Print the listing as it stands, omitting all images.

__Entries supplied__:
____
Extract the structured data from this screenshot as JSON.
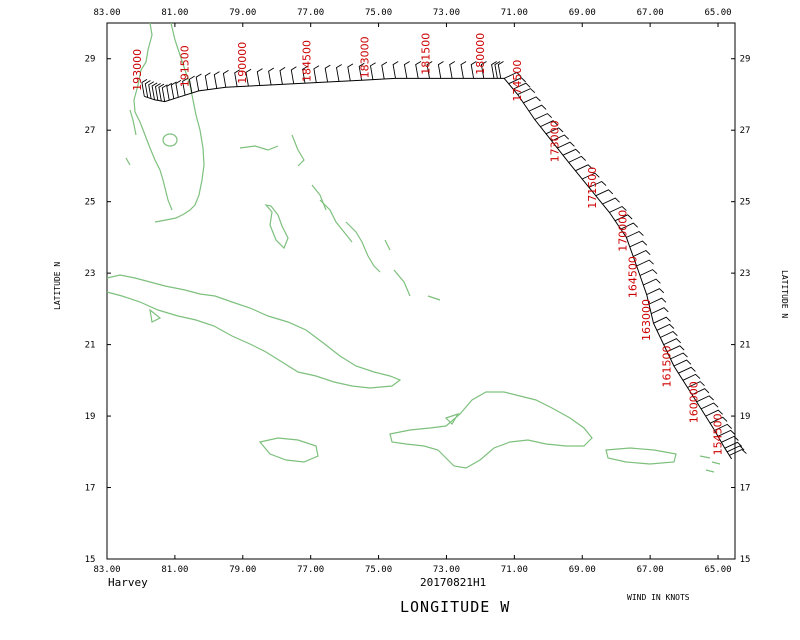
{
  "storm_name": "Harvey",
  "flight_id": "20170821H1",
  "x_axis_title": "LONGITUDE  W",
  "y_axis_title_left": "LATITUDE  N",
  "y_axis_title_right": "LATITUDE  N",
  "wind_units_label": "WIND IN KNOTS",
  "colors": {
    "coastline": "#7ec07e",
    "track": "#000000",
    "time_labels": "#cc0000",
    "frame": "#000000"
  },
  "map_bounds": {
    "lon_min": -83,
    "lon_max": -64.5,
    "lat_min": 15,
    "lat_max": 30
  },
  "lon_ticks": [
    "83.00",
    "81.00",
    "79.00",
    "77.00",
    "75.00",
    "73.00",
    "71.00",
    "69.00",
    "67.00",
    "65.00"
  ],
  "lon_tick_values": [
    -83,
    -81,
    -79,
    -77,
    -75,
    -73,
    -71,
    -69,
    -67,
    -65
  ],
  "lat_ticks": [
    "15",
    "17",
    "19",
    "21",
    "23",
    "25",
    "27",
    "29"
  ],
  "lat_tick_values": [
    15,
    17,
    19,
    21,
    23,
    25,
    27,
    29
  ],
  "flight_track": [
    [
      -81.9,
      27.95
    ],
    [
      -81.6,
      27.85
    ],
    [
      -81.3,
      27.8
    ],
    [
      -80.9,
      27.92
    ],
    [
      -80.3,
      28.1
    ],
    [
      -79.5,
      28.2
    ],
    [
      -78.5,
      28.25
    ],
    [
      -77.5,
      28.3
    ],
    [
      -76.5,
      28.35
    ],
    [
      -75.5,
      28.4
    ],
    [
      -74.5,
      28.45
    ],
    [
      -73.5,
      28.45
    ],
    [
      -72.5,
      28.45
    ],
    [
      -71.6,
      28.45
    ],
    [
      -71.3,
      28.45
    ],
    [
      -70.9,
      28.0
    ],
    [
      -70.4,
      27.3
    ],
    [
      -69.9,
      26.7
    ],
    [
      -69.4,
      26.1
    ],
    [
      -68.8,
      25.4
    ],
    [
      -68.2,
      24.7
    ],
    [
      -67.7,
      24.0
    ],
    [
      -67.4,
      23.2
    ],
    [
      -67.1,
      22.4
    ],
    [
      -66.9,
      21.6
    ],
    [
      -66.6,
      21.0
    ],
    [
      -66.3,
      20.4
    ],
    [
      -65.9,
      19.8
    ],
    [
      -65.5,
      19.2
    ],
    [
      -65.1,
      18.6
    ],
    [
      -64.8,
      18.1
    ],
    [
      -64.6,
      17.8
    ]
  ],
  "time_labels": [
    {
      "text": "193000",
      "lon": -82.0,
      "lat": 28.1
    },
    {
      "text": "191500",
      "lon": -80.6,
      "lat": 28.2
    },
    {
      "text": "190000",
      "lon": -78.9,
      "lat": 28.3
    },
    {
      "text": "184500",
      "lon": -77.0,
      "lat": 28.35
    },
    {
      "text": "183000",
      "lon": -75.3,
      "lat": 28.45
    },
    {
      "text": "181500",
      "lon": -73.5,
      "lat": 28.55
    },
    {
      "text": "180000",
      "lon": -71.9,
      "lat": 28.55
    },
    {
      "text": "174500",
      "lon": -70.8,
      "lat": 27.8
    },
    {
      "text": "173000",
      "lon": -69.7,
      "lat": 26.1
    },
    {
      "text": "171500",
      "lon": -68.6,
      "lat": 24.8
    },
    {
      "text": "170000",
      "lon": -67.7,
      "lat": 23.6
    },
    {
      "text": "164500",
      "lon": -67.4,
      "lat": 22.3
    },
    {
      "text": "163000",
      "lon": -67.0,
      "lat": 21.1
    },
    {
      "text": "161500",
      "lon": -66.4,
      "lat": 19.8
    },
    {
      "text": "160000",
      "lon": -65.6,
      "lat": 18.8
    },
    {
      "text": "154500",
      "lon": -64.9,
      "lat": 17.9
    }
  ]
}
____
__The answer__:
Extract the structured data from this screenshot as JSON.
{
  "storm_name": "Harvey",
  "flight_id": "20170821H1",
  "x_axis_title": "LONGITUDE  W",
  "y_axis_title_left": "LATITUDE  N",
  "y_axis_title_right": "LATITUDE  N",
  "wind_units_label": "WIND IN KNOTS",
  "colors": {
    "coastline": "#7ec07e",
    "track": "#000000",
    "time_labels": "#cc0000",
    "frame": "#000000"
  },
  "map_bounds": {
    "lon_min": -83,
    "lon_max": -64.5,
    "lat_min": 15,
    "lat_max": 30
  },
  "lon_ticks": [
    "83.00",
    "81.00",
    "79.00",
    "77.00",
    "75.00",
    "73.00",
    "71.00",
    "69.00",
    "67.00",
    "65.00"
  ],
  "lon_tick_values": [
    -83,
    -81,
    -79,
    -77,
    -75,
    -73,
    -71,
    -69,
    -67,
    -65
  ],
  "lat_ticks": [
    "15",
    "17",
    "19",
    "21",
    "23",
    "25",
    "27",
    "29"
  ],
  "lat_tick_values": [
    15,
    17,
    19,
    21,
    23,
    25,
    27,
    29
  ],
  "flight_track": [
    [
      -81.9,
      27.95
    ],
    [
      -81.6,
      27.85
    ],
    [
      -81.3,
      27.8
    ],
    [
      -80.9,
      27.92
    ],
    [
      -80.3,
      28.1
    ],
    [
      -79.5,
      28.2
    ],
    [
      -78.5,
      28.25
    ],
    [
      -77.5,
      28.3
    ],
    [
      -76.5,
      28.35
    ],
    [
      -75.5,
      28.4
    ],
    [
      -74.5,
      28.45
    ],
    [
      -73.5,
      28.45
    ],
    [
      -72.5,
      28.45
    ],
    [
      -71.6,
      28.45
    ],
    [
      -71.3,
      28.45
    ],
    [
      -70.9,
      28.0
    ],
    [
      -70.4,
      27.3
    ],
    [
      -69.9,
      26.7
    ],
    [
      -69.4,
      26.1
    ],
    [
      -68.8,
      25.4
    ],
    [
      -68.2,
      24.7
    ],
    [
      -67.7,
      24.0
    ],
    [
      -67.4,
      23.2
    ],
    [
      -67.1,
      22.4
    ],
    [
      -66.9,
      21.6
    ],
    [
      -66.6,
      21.0
    ],
    [
      -66.3,
      20.4
    ],
    [
      -65.9,
      19.8
    ],
    [
      -65.5,
      19.2
    ],
    [
      -65.1,
      18.6
    ],
    [
      -64.8,
      18.1
    ],
    [
      -64.6,
      17.8
    ]
  ],
  "time_labels": [
    {
      "text": "193000",
      "lon": -82.0,
      "lat": 28.1
    },
    {
      "text": "191500",
      "lon": -80.6,
      "lat": 28.2
    },
    {
      "text": "190000",
      "lon": -78.9,
      "lat": 28.3
    },
    {
      "text": "184500",
      "lon": -77.0,
      "lat": 28.35
    },
    {
      "text": "183000",
      "lon": -75.3,
      "lat": 28.45
    },
    {
      "text": "181500",
      "lon": -73.5,
      "lat": 28.55
    },
    {
      "text": "180000",
      "lon": -71.9,
      "lat": 28.55
    },
    {
      "text": "174500",
      "lon": -70.8,
      "lat": 27.8
    },
    {
      "text": "173000",
      "lon": -69.7,
      "lat": 26.1
    },
    {
      "text": "171500",
      "lon": -68.6,
      "lat": 24.8
    },
    {
      "text": "170000",
      "lon": -67.7,
      "lat": 23.6
    },
    {
      "text": "164500",
      "lon": -67.4,
      "lat": 22.3
    },
    {
      "text": "163000",
      "lon": -67.0,
      "lat": 21.1
    },
    {
      "text": "161500",
      "lon": -66.4,
      "lat": 19.8
    },
    {
      "text": "160000",
      "lon": -65.6,
      "lat": 18.8
    },
    {
      "text": "154500",
      "lon": -64.9,
      "lat": 17.9
    }
  ]
}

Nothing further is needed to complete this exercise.